## WHAT IS NEEDED
Could you extract every entry below and reproduce it exactly?

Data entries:

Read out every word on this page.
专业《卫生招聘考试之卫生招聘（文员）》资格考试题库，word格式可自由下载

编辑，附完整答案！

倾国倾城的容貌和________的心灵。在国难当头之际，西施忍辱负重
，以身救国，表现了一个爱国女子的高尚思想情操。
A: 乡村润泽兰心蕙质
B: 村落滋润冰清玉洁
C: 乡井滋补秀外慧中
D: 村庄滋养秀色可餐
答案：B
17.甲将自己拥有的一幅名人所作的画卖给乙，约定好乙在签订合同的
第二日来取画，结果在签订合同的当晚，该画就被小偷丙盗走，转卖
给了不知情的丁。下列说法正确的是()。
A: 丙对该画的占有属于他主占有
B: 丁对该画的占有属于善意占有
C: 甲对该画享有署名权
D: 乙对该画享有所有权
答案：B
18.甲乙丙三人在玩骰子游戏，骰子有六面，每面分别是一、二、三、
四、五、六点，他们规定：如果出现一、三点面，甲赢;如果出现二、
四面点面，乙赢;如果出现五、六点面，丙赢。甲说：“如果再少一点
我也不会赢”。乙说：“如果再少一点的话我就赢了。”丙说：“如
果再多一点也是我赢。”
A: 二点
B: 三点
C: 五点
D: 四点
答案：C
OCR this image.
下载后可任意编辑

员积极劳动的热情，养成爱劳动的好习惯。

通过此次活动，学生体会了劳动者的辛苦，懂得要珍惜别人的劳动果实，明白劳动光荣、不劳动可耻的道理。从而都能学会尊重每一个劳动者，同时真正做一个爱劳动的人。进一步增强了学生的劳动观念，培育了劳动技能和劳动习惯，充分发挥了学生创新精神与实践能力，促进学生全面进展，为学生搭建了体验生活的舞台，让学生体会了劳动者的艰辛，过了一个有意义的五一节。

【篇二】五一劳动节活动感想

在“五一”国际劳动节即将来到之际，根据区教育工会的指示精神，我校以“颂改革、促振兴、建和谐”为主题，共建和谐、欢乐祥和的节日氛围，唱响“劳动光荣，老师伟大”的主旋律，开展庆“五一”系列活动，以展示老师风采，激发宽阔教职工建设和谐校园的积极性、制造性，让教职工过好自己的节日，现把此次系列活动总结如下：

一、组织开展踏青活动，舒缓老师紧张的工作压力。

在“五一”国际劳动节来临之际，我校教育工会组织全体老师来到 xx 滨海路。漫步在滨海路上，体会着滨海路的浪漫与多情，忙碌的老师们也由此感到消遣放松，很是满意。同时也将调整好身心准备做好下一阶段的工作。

## ANSWER TO THIS TASK
Read out every word on this page.
专业《卫生招聘考试之卫生招聘（文员）》资格考试题库，word格式可自由下载

编辑，附完整答案！

倾国倾城的容貌和________的心灵。在国难当头之际，西施忍辱负重
，以身救国，表现了一个爱国女子的高尚思想情操。
A: 乡村润泽兰心蕙质
B: 村落滋润冰清玉洁
C: 乡井滋补秀外慧中
D: 村庄滋养秀色可餐
答案：B
17.甲将自己拥有的一幅名人所作的画卖给乙，约定好乙在签订合同的
第二日来取画，结果在签订合同的当晚，该画就被小偷丙盗走，转卖
给了不知情的丁。下列说法正确的是()。
A: 丙对该画的占有属于他主占有
B: 丁对该画的占有属于善意占有
C: 甲对该画享有署名权
D: 乙对该画享有所有权
答案：B
18.甲乙丙三人在玩骰子游戏，骰子有六面，每面分别是一、二、三、
四、五、六点，他们规定：如果出现一、三点面，甲赢;如果出现二、
四面点面，乙赢;如果出现五、六点面，丙赢。甲说：“如果再少一点
我也不会赢”。乙说：“如果再少一点的话我就赢了。”丙说：“如
果再多一点也是我赢。”
A: 二点
B: 三点
C: 五点
D: 四点
答案：C
OCR this image.
下载后可任意编辑

员积极劳动的热情，养成爱劳动的好习惯。

通过此次活动，学生体会了劳动者的辛苦，懂得要珍惜别人的劳动果实，明白劳动光荣、不劳动可耻的道理。从而都能学会尊重每一个劳动者，同时真正做一个爱劳动的人。进一步增强了学生的劳动观念，培育了劳动技能和劳动习惯，充分发挥了学生创新精神与实践能力，促进学生全面进展，为学生搭建了体验生活的舞台，让学生体会了劳动者的艰辛，过了一个有意义的五一节。

【篇二】五一劳动节活动感想

在“五一”国际劳动节即将来到之际，根据区教育工会的指示精神，我校以“颂改革、促振兴、建和谐”为主题，共建和谐、欢乐祥和的节日氛围，唱响“劳动光荣，老师伟大”的主旋律，开展庆“五一”系列活动，以展示老师风采，激发宽阔教职工建设和谐校园的积极性、制造性，让教职工过好自己的节日，现把此次系列活动总结如下：

一、组织开展踏青活动，舒缓老师紧张的工作压力。

在“五一”国际劳动节来临之际，我校教育工会组织全体老师来到 xx 滨海路。漫步在滨海路上，体会着滨海路的浪漫与多情，忙碌的老师们也由此感到消遣放松，很是满意。同时也将调整好身心准备做好下一阶段的工作。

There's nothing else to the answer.